* Required task
Review the lines that follow and copy each one that contains the word "Jenna".

* The records

┌──

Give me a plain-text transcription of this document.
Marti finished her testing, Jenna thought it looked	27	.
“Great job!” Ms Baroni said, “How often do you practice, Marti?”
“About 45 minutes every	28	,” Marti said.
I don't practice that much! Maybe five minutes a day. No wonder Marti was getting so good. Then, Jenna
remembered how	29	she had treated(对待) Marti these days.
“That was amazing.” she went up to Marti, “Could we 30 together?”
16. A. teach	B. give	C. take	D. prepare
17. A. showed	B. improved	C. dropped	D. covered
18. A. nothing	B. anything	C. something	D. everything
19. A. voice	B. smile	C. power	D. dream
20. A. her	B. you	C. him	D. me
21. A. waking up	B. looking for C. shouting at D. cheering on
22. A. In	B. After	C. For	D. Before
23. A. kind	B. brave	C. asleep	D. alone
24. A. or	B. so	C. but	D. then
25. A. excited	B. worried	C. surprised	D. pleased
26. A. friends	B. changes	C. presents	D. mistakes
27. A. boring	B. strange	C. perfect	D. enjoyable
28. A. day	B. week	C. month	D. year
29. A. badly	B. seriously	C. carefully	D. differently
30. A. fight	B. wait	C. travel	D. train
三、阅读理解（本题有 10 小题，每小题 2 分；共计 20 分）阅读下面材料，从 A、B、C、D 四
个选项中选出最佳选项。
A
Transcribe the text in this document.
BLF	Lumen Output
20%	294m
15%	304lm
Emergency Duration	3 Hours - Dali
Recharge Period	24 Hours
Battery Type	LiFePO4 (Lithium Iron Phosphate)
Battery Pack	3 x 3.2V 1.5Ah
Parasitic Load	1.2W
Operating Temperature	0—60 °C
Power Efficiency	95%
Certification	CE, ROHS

└──

* Exercise solution
Marti finished her testing, Jenna thought it looked	27	.
I don't practice that much! Maybe five minutes a day. No wonder Marti was getting so good. Then, Jenna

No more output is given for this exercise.